Problem requirements: Using the entries that follow, count the lines containing the word "اللبيب" and give that number by itself.

Provided entries:
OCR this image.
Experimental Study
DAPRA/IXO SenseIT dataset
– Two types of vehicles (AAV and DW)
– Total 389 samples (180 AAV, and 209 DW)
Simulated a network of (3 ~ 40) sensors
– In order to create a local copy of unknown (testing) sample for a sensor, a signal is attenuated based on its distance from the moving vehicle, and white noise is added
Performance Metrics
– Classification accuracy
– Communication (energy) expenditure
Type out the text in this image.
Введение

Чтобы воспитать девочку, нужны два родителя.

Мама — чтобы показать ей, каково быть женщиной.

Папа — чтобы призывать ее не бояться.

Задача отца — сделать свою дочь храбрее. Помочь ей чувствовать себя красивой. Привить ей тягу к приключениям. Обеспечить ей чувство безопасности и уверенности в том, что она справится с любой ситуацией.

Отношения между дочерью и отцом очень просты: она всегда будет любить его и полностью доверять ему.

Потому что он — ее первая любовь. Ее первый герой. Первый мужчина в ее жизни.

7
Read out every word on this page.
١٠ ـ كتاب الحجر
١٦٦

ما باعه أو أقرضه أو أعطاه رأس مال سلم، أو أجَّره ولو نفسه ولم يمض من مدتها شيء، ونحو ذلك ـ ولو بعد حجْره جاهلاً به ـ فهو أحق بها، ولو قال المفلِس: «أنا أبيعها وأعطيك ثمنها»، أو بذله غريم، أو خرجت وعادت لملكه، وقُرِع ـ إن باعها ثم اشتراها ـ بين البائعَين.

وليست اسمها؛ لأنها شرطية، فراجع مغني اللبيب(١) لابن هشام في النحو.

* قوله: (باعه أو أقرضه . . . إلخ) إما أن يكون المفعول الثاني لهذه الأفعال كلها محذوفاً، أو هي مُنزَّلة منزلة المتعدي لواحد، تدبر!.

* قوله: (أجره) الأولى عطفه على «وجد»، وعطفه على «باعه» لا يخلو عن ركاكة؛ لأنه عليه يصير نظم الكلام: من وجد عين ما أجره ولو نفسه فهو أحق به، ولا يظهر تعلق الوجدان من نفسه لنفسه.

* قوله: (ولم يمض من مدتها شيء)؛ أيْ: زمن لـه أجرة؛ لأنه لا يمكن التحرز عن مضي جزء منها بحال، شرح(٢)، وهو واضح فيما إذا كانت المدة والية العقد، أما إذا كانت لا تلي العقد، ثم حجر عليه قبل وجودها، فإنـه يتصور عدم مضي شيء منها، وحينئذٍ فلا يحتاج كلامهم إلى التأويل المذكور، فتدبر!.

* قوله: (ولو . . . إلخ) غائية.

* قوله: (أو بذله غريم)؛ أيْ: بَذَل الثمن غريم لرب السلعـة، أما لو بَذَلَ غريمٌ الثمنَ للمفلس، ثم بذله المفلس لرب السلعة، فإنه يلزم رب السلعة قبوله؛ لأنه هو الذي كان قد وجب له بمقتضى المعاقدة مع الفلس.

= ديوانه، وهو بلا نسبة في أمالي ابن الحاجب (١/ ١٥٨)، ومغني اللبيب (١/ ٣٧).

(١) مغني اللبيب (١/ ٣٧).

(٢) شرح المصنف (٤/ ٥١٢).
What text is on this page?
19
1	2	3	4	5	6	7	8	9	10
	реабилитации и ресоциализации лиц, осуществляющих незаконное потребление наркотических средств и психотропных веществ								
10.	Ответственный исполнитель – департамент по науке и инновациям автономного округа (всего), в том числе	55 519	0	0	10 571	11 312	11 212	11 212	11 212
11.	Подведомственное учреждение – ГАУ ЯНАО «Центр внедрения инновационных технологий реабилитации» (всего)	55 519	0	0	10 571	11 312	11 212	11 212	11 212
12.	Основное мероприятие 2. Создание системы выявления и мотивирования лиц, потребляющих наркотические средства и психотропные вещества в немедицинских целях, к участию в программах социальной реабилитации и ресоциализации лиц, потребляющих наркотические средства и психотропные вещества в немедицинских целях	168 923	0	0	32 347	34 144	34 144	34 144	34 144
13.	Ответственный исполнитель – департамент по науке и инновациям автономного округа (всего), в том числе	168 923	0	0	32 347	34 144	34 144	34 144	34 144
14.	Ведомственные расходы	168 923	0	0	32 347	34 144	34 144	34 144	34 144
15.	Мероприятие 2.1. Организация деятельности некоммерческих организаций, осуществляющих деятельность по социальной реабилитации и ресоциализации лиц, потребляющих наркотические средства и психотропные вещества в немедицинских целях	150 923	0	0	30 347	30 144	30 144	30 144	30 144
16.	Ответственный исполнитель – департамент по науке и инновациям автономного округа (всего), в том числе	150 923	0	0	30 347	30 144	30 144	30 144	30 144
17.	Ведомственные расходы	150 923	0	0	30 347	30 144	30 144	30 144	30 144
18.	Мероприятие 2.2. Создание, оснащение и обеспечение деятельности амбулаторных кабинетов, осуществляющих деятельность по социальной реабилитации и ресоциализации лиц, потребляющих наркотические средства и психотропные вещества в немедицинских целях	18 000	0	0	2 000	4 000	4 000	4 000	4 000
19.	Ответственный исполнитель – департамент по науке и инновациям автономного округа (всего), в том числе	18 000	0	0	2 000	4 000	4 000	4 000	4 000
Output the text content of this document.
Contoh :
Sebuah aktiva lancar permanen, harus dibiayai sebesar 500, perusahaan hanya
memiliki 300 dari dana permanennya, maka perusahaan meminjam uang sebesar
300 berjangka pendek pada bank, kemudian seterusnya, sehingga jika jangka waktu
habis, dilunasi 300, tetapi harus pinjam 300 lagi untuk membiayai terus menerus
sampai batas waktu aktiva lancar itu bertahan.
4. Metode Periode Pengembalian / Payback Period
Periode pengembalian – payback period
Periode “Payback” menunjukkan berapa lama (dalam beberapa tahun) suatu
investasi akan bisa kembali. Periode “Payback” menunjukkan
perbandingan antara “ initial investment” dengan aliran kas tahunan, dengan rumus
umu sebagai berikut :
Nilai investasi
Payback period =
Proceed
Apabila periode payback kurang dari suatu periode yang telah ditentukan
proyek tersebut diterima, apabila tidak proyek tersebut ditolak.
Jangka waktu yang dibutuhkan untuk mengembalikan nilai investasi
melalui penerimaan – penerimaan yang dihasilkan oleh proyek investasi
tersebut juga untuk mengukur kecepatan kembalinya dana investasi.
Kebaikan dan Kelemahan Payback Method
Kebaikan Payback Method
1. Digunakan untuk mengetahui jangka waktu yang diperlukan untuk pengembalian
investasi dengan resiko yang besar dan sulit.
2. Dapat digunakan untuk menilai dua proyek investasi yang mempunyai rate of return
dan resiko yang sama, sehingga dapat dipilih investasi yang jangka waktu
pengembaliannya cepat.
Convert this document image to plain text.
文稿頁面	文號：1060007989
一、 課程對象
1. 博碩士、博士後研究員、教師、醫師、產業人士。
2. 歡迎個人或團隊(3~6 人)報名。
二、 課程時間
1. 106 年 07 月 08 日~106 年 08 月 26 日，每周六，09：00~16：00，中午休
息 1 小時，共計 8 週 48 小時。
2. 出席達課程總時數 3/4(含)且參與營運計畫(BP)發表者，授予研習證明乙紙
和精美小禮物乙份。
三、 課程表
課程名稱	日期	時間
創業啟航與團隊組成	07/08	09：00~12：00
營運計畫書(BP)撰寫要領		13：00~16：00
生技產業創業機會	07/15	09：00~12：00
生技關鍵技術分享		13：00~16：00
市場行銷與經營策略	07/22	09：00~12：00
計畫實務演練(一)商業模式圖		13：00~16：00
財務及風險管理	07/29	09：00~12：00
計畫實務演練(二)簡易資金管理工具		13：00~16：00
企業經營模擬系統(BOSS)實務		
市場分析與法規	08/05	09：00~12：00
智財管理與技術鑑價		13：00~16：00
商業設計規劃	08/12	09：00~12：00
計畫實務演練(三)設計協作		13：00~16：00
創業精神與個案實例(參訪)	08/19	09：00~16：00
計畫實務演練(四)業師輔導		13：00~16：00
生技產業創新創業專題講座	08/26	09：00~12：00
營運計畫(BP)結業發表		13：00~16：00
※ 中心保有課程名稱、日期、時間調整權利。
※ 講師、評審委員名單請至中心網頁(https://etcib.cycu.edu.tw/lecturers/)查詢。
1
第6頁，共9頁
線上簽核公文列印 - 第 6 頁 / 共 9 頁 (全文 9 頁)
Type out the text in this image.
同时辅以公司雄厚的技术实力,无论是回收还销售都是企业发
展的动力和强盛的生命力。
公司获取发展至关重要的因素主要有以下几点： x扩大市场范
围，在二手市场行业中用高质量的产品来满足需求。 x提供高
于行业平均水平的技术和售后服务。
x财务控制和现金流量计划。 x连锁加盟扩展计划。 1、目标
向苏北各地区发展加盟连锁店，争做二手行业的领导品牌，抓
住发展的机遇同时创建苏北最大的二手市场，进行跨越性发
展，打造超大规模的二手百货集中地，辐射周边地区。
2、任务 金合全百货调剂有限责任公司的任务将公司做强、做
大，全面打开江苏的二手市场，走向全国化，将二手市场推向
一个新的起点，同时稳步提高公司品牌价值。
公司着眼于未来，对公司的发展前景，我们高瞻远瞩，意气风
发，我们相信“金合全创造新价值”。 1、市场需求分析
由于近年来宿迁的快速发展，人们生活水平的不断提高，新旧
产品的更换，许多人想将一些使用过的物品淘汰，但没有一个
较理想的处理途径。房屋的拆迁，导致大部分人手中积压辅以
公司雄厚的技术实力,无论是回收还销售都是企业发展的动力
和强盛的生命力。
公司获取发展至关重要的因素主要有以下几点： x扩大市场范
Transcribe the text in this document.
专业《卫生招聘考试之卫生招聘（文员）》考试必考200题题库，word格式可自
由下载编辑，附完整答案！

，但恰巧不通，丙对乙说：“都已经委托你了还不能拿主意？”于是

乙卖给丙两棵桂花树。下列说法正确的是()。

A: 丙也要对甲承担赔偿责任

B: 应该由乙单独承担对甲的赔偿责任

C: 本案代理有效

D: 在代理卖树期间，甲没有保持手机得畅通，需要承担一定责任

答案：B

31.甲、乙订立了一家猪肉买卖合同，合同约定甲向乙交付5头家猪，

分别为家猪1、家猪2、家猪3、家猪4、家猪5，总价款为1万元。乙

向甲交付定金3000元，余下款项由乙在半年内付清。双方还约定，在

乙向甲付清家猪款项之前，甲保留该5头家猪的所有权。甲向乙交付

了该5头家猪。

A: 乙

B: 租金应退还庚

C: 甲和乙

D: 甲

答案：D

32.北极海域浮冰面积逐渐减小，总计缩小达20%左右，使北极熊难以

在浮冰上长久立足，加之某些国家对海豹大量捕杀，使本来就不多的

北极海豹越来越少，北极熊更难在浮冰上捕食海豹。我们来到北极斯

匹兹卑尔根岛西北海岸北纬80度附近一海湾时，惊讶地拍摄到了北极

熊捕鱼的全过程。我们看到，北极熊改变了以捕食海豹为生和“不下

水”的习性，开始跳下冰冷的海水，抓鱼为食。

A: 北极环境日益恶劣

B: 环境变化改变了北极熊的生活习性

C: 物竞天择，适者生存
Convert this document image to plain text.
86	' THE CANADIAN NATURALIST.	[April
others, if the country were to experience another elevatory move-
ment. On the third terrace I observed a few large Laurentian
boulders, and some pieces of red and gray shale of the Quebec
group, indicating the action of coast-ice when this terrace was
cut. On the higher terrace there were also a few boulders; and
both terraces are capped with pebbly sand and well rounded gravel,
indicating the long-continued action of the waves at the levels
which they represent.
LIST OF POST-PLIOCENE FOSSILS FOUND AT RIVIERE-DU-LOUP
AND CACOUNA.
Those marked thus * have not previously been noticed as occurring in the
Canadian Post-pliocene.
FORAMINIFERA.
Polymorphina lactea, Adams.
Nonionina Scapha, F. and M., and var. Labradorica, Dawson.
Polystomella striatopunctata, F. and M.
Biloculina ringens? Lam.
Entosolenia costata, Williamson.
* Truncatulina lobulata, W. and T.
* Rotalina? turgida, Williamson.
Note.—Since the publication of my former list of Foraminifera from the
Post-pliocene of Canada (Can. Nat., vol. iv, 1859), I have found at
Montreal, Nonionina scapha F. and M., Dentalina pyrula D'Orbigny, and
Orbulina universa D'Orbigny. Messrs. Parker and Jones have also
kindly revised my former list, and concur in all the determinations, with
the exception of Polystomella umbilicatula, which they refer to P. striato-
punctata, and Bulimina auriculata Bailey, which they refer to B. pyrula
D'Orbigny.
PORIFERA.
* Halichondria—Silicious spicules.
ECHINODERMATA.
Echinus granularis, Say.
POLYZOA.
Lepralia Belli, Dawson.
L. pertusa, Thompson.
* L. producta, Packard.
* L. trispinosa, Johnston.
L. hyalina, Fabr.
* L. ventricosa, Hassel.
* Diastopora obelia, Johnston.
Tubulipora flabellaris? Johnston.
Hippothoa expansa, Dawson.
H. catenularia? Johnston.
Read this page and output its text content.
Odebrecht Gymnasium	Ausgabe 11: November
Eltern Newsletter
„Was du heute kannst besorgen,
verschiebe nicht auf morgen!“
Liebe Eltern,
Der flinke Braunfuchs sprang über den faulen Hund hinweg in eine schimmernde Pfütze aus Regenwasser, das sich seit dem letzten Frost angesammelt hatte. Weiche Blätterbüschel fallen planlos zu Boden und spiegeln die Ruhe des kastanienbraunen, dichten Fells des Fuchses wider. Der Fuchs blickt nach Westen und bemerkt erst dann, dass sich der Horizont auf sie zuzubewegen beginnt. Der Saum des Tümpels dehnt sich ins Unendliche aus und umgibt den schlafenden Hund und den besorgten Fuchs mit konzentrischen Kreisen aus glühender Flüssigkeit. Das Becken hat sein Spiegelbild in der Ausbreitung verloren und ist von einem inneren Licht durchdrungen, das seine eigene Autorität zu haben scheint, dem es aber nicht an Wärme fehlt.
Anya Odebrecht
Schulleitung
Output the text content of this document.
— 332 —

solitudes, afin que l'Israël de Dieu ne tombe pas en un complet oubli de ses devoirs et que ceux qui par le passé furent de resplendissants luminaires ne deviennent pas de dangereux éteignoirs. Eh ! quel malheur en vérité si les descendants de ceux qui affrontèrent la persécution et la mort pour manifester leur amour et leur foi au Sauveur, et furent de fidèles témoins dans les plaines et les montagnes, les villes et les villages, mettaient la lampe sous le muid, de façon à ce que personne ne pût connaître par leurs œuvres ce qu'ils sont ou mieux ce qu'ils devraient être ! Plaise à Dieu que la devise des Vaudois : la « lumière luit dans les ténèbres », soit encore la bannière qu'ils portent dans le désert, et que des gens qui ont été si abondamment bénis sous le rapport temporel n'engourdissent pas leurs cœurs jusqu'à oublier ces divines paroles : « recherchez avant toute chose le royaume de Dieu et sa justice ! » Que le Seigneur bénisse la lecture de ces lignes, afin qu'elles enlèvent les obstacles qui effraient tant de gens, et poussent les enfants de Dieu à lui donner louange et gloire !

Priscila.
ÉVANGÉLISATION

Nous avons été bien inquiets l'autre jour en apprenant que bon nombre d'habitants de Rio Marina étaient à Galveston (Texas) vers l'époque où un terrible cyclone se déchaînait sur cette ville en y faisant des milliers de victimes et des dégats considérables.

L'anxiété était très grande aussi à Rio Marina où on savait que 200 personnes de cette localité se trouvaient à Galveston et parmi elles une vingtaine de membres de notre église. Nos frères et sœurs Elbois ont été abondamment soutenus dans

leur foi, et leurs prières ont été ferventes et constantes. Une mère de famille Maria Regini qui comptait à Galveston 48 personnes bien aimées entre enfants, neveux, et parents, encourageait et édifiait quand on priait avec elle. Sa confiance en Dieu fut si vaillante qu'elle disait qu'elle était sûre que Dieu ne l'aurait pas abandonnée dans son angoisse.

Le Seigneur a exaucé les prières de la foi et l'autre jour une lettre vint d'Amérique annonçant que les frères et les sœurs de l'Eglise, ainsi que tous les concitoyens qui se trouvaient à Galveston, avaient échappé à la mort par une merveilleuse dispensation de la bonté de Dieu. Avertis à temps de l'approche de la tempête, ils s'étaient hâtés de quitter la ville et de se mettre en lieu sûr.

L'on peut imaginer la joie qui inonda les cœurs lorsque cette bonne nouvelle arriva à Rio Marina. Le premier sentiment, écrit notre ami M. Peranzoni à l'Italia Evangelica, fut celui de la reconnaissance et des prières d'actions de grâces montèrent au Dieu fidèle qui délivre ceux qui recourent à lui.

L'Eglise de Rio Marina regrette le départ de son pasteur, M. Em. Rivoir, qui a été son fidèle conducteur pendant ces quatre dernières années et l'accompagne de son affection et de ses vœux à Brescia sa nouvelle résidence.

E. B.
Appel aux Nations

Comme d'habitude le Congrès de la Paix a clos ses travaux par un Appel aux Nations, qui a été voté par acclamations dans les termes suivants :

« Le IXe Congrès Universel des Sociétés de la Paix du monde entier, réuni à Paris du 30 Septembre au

Right answer: 3